§ **STATED TASK**:
Pick every line from the data that holds the word "Pahat".

§ **DATA SHOWN**:
........

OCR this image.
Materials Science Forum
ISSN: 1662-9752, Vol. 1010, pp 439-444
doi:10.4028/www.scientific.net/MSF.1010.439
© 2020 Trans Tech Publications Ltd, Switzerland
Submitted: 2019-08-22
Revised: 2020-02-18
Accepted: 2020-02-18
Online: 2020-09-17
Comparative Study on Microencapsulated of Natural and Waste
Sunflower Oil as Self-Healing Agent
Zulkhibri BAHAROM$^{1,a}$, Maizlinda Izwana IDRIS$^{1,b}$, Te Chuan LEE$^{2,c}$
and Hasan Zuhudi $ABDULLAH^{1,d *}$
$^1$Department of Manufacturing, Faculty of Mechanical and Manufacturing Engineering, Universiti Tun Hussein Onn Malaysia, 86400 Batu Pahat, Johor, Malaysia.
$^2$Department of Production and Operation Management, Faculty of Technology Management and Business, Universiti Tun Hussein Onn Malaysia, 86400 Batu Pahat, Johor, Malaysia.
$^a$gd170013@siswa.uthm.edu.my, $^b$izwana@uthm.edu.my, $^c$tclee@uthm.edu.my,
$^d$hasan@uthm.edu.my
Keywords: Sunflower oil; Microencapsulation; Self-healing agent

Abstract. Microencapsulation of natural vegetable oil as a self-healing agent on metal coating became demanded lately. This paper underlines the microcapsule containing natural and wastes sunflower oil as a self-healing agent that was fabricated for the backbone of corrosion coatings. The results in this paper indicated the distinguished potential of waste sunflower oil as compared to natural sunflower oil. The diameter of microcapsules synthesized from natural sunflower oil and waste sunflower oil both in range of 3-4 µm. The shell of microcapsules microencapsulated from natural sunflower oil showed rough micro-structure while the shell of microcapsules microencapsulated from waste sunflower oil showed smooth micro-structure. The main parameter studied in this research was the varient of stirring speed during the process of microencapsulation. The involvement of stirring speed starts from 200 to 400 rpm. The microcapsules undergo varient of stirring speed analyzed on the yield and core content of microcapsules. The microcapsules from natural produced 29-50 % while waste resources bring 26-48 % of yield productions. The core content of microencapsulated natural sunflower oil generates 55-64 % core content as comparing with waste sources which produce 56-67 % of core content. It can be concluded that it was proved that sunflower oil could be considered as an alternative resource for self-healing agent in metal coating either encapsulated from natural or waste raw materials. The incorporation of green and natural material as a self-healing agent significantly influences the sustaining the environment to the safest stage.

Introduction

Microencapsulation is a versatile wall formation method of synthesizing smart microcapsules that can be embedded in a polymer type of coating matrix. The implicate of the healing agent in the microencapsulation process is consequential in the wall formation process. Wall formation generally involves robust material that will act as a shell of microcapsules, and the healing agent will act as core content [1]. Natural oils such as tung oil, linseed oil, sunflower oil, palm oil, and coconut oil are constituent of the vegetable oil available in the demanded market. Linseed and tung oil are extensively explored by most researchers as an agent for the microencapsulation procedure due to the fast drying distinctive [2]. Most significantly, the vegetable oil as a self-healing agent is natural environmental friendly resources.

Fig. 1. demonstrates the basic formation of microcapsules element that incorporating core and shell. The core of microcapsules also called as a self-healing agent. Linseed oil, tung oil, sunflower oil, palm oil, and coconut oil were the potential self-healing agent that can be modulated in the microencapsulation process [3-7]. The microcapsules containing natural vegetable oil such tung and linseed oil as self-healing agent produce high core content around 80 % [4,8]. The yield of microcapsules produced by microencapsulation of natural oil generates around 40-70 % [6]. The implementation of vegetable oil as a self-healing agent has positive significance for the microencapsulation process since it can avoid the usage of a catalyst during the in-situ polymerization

........

§ **RESULT**:
$^1$Department of Manufacturing, Faculty of Mechanical and Manufacturing Engineering, Universiti Tun Hussein Onn Malaysia, 86400 Batu Pahat, Johor, Malaysia.
$^2$Department of Production and Operation Management, Faculty of Technology Management and Business, Universiti Tun Hussein Onn Malaysia, 86400 Batu Pahat, Johor, Malaysia.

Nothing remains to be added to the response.